**Problem description**
Copy all the material that follows, keeping every character the same.

**Material to process**
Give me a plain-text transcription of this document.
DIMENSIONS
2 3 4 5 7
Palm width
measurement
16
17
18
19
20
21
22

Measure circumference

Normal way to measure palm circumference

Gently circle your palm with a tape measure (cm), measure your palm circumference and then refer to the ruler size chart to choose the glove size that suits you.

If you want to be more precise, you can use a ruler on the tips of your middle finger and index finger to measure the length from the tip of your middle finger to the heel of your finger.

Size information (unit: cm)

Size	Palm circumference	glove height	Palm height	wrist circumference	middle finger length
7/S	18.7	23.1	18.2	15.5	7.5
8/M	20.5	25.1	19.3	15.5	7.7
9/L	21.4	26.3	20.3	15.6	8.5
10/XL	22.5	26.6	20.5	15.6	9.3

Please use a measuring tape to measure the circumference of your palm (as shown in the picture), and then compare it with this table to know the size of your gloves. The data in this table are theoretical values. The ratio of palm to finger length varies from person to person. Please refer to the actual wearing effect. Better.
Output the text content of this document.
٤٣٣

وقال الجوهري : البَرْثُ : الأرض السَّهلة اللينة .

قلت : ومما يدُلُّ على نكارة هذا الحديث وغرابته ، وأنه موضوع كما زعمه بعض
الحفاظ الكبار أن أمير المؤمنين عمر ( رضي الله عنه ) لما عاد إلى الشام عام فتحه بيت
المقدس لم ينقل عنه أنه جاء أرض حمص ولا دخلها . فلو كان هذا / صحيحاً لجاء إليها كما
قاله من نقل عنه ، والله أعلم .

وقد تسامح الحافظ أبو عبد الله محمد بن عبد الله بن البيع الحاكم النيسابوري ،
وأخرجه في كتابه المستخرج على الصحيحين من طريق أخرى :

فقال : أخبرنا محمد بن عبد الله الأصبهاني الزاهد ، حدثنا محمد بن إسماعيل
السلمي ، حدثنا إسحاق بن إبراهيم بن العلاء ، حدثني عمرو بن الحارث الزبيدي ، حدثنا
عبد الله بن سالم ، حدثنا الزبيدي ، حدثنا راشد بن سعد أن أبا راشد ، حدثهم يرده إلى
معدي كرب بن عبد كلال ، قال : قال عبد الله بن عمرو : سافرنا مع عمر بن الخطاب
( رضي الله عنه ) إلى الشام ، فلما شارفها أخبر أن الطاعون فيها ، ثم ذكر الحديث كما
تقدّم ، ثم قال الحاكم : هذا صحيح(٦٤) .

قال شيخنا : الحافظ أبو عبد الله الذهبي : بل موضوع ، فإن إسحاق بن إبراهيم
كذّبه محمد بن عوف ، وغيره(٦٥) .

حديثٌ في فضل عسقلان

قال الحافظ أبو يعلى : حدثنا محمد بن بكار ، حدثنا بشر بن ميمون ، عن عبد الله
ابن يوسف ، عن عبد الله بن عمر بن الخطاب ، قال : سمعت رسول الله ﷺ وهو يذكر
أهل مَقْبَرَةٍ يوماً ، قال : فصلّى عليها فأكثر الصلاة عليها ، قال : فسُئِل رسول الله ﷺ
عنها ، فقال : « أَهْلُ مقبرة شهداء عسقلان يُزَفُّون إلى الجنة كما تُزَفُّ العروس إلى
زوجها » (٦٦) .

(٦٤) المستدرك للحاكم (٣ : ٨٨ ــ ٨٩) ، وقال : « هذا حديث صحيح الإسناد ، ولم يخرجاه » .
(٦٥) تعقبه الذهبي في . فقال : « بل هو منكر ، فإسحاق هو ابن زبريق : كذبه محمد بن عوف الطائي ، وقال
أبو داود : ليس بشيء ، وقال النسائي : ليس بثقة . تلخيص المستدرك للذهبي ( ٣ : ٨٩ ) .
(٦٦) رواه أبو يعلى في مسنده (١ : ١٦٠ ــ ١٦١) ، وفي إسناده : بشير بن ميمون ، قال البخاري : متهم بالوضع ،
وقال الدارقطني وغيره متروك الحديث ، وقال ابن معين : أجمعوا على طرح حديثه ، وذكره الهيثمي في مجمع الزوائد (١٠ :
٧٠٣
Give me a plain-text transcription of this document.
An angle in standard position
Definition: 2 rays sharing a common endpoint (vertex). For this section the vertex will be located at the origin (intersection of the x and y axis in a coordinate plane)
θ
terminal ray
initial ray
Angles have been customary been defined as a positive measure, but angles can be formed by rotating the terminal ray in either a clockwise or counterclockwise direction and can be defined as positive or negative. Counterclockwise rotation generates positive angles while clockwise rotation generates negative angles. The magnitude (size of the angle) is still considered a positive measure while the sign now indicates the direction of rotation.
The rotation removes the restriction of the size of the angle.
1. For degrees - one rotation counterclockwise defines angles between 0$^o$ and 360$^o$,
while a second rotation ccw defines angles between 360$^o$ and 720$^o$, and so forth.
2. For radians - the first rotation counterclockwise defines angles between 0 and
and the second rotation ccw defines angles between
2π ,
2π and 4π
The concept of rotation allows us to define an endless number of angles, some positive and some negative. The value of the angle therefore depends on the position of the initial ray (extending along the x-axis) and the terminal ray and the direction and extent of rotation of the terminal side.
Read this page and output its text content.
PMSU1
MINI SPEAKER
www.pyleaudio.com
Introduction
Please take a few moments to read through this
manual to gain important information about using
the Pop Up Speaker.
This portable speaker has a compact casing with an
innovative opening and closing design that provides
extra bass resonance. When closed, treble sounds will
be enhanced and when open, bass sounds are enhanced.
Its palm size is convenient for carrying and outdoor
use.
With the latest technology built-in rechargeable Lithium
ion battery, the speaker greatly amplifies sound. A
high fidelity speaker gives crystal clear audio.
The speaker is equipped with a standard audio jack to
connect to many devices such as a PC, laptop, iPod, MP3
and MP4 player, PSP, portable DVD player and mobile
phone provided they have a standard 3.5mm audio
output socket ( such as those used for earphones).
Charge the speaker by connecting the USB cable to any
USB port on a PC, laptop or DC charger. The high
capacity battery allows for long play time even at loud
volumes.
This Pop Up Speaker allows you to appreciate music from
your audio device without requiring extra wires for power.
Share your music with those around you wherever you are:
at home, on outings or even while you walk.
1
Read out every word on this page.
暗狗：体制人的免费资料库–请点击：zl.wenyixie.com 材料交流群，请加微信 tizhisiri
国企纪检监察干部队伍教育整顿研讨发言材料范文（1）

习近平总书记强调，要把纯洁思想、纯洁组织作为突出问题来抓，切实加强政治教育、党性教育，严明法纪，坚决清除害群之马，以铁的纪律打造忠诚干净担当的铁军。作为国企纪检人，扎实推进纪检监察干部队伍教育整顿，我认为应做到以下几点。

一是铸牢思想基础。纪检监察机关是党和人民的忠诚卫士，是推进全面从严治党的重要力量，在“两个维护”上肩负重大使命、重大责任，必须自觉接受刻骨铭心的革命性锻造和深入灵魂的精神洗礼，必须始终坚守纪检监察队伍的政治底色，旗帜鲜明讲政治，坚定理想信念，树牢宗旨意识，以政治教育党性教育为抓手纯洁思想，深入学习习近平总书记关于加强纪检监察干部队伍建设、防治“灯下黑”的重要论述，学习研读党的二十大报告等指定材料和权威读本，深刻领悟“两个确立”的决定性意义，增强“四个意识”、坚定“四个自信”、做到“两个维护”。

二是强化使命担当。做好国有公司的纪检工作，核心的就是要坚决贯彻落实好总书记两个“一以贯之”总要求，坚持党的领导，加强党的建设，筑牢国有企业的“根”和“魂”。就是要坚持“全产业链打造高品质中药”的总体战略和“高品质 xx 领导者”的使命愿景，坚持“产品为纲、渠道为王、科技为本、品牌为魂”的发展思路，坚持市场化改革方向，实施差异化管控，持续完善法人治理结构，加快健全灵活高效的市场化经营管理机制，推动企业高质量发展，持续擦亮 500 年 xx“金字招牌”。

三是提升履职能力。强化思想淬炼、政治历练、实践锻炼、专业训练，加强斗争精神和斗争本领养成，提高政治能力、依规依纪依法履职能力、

**Result for this task**
Give me a plain-text transcription of this document.
DIMENSIONS
2 3 4 5 7
Palm width
measurement
16
17
18
19
20
21
22

Measure circumference

Normal way to measure palm circumference

Gently circle your palm with a tape measure (cm), measure your palm circumference and then refer to the ruler size chart to choose the glove size that suits you.

If you want to be more precise, you can use a ruler on the tips of your middle finger and index finger to measure the length from the tip of your middle finger to the heel of your finger.

Size information (unit: cm)

Size	Palm circumference	glove height	Palm height	wrist circumference	middle finger length
7/S	18.7	23.1	18.2	15.5	7.5
8/M	20.5	25.1	19.3	15.5	7.7
9/L	21.4	26.3	20.3	15.6	8.5
10/XL	22.5	26.6	20.5	15.6	9.3

Please use a measuring tape to measure the circumference of your palm (as shown in the picture), and then compare it with this table to know the size of your gloves. The data in this table are theoretical values. The ratio of palm to finger length varies from person to person. Please refer to the actual wearing effect. Better.
Output the text content of this document.
٤٣٣

وقال الجوهري : البَرْثُ : الأرض السَّهلة اللينة .

قلت : ومما يدُلُّ على نكارة هذا الحديث وغرابته ، وأنه موضوع كما زعمه بعض
الحفاظ الكبار أن أمير المؤمنين عمر ( رضي الله عنه ) لما عاد إلى الشام عام فتحه بيت
المقدس لم ينقل عنه أنه جاء أرض حمص ولا دخلها . فلو كان هذا / صحيحاً لجاء إليها كما
قاله من نقل عنه ، والله أعلم .

وقد تسامح الحافظ أبو عبد الله محمد بن عبد الله بن البيع الحاكم النيسابوري ،
وأخرجه في كتابه المستخرج على الصحيحين من طريق أخرى :

فقال : أخبرنا محمد بن عبد الله الأصبهاني الزاهد ، حدثنا محمد بن إسماعيل
السلمي ، حدثنا إسحاق بن إبراهيم بن العلاء ، حدثني عمرو بن الحارث الزبيدي ، حدثنا
عبد الله بن سالم ، حدثنا الزبيدي ، حدثنا راشد بن سعد أن أبا راشد ، حدثهم يرده إلى
معدي كرب بن عبد كلال ، قال : قال عبد الله بن عمرو : سافرنا مع عمر بن الخطاب
( رضي الله عنه ) إلى الشام ، فلما شارفها أخبر أن الطاعون فيها ، ثم ذكر الحديث كما
تقدّم ، ثم قال الحاكم : هذا صحيح(٦٤) .

قال شيخنا : الحافظ أبو عبد الله الذهبي : بل موضوع ، فإن إسحاق بن إبراهيم
كذّبه محمد بن عوف ، وغيره(٦٥) .

حديثٌ في فضل عسقلان

قال الحافظ أبو يعلى : حدثنا محمد بن بكار ، حدثنا بشر بن ميمون ، عن عبد الله
ابن يوسف ، عن عبد الله بن عمر بن الخطاب ، قال : سمعت رسول الله ﷺ وهو يذكر
أهل مَقْبَرَةٍ يوماً ، قال : فصلّى عليها فأكثر الصلاة عليها ، قال : فسُئِل رسول الله ﷺ
عنها ، فقال : « أَهْلُ مقبرة شهداء عسقلان يُزَفُّون إلى الجنة كما تُزَفُّ العروس إلى
زوجها » (٦٦) .

(٦٤) المستدرك للحاكم (٣ : ٨٨ ــ ٨٩) ، وقال : « هذا حديث صحيح الإسناد ، ولم يخرجاه » .
(٦٥) تعقبه الذهبي في . فقال : « بل هو منكر ، فإسحاق هو ابن زبريق : كذبه محمد بن عوف الطائي ، وقال
أبو داود : ليس بشيء ، وقال النسائي : ليس بثقة . تلخيص المستدرك للذهبي ( ٣ : ٨٩ ) .
(٦٦) رواه أبو يعلى في مسنده (١ : ١٦٠ ــ ١٦١) ، وفي إسناده : بشير بن ميمون ، قال البخاري : متهم بالوضع ،
وقال الدارقطني وغيره متروك الحديث ، وقال ابن معين : أجمعوا على طرح حديثه ، وذكره الهيثمي في مجمع الزوائد (١٠ :
٧٠٣
Give me a plain-text transcription of this document.
An angle in standard position
Definition: 2 rays sharing a common endpoint (vertex). For this section the vertex will be located at the origin (intersection of the x and y axis in a coordinate plane)
θ
terminal ray
initial ray
Angles have been customary been defined as a positive measure, but angles can be formed by rotating the terminal ray in either a clockwise or counterclockwise direction and can be defined as positive or negative. Counterclockwise rotation generates positive angles while clockwise rotation generates negative angles. The magnitude (size of the angle) is still considered a positive measure while the sign now indicates the direction of rotation.
The rotation removes the restriction of the size of the angle.
1. For degrees - one rotation counterclockwise defines angles between 0$^o$ and 360$^o$,
while a second rotation ccw defines angles between 360$^o$ and 720$^o$, and so forth.
2. For radians - the first rotation counterclockwise defines angles between 0 and
and the second rotation ccw defines angles between
2π ,
2π and 4π
The concept of rotation allows us to define an endless number of angles, some positive and some negative. The value of the angle therefore depends on the position of the initial ray (extending along the x-axis) and the terminal ray and the direction and extent of rotation of the terminal side.
Read this page and output its text content.
PMSU1
MINI SPEAKER
www.pyleaudio.com
Introduction
Please take a few moments to read through this
manual to gain important information about using
the Pop Up Speaker.
This portable speaker has a compact casing with an
innovative opening and closing design that provides
extra bass resonance. When closed, treble sounds will
be enhanced and when open, bass sounds are enhanced.
Its palm size is convenient for carrying and outdoor
use.
With the latest technology built-in rechargeable Lithium
ion battery, the speaker greatly amplifies sound. A
high fidelity speaker gives crystal clear audio.
The speaker is equipped with a standard audio jack to
connect to many devices such as a PC, laptop, iPod, MP3
and MP4 player, PSP, portable DVD player and mobile
phone provided they have a standard 3.5mm audio
output socket ( such as those used for earphones).
Charge the speaker by connecting the USB cable to any
USB port on a PC, laptop or DC charger. The high
capacity battery allows for long play time even at loud
volumes.
This Pop Up Speaker allows you to appreciate music from
your audio device without requiring extra wires for power.
Share your music with those around you wherever you are:
at home, on outings or even while you walk.
1
Read out every word on this page.
暗狗：体制人的免费资料库–请点击：zl.wenyixie.com 材料交流群，请加微信 tizhisiri
国企纪检监察干部队伍教育整顿研讨发言材料范文（1）

习近平总书记强调，要把纯洁思想、纯洁组织作为突出问题来抓，切实加强政治教育、党性教育，严明法纪，坚决清除害群之马，以铁的纪律打造忠诚干净担当的铁军。作为国企纪检人，扎实推进纪检监察干部队伍教育整顿，我认为应做到以下几点。

一是铸牢思想基础。纪检监察机关是党和人民的忠诚卫士，是推进全面从严治党的重要力量，在“两个维护”上肩负重大使命、重大责任，必须自觉接受刻骨铭心的革命性锻造和深入灵魂的精神洗礼，必须始终坚守纪检监察队伍的政治底色，旗帜鲜明讲政治，坚定理想信念，树牢宗旨意识，以政治教育党性教育为抓手纯洁思想，深入学习习近平总书记关于加强纪检监察干部队伍建设、防治“灯下黑”的重要论述，学习研读党的二十大报告等指定材料和权威读本，深刻领悟“两个确立”的决定性意义，增强“四个意识”、坚定“四个自信”、做到“两个维护”。

二是强化使命担当。做好国有公司的纪检工作，核心的就是要坚决贯彻落实好总书记两个“一以贯之”总要求，坚持党的领导，加强党的建设，筑牢国有企业的“根”和“魂”。就是要坚持“全产业链打造高品质中药”的总体战略和“高品质 xx 领导者”的使命愿景，坚持“产品为纲、渠道为王、科技为本、品牌为魂”的发展思路，坚持市场化改革方向，实施差异化管控，持续完善法人治理结构，加快健全灵活高效的市场化经营管理机制，推动企业高质量发展，持续擦亮 500 年 xx“金字招牌”。

三是提升履职能力。强化思想淬炼、政治历练、实践锻炼、专业训练，加强斗争精神和斗争本领养成，提高政治能力、依规依纪依法履职能力、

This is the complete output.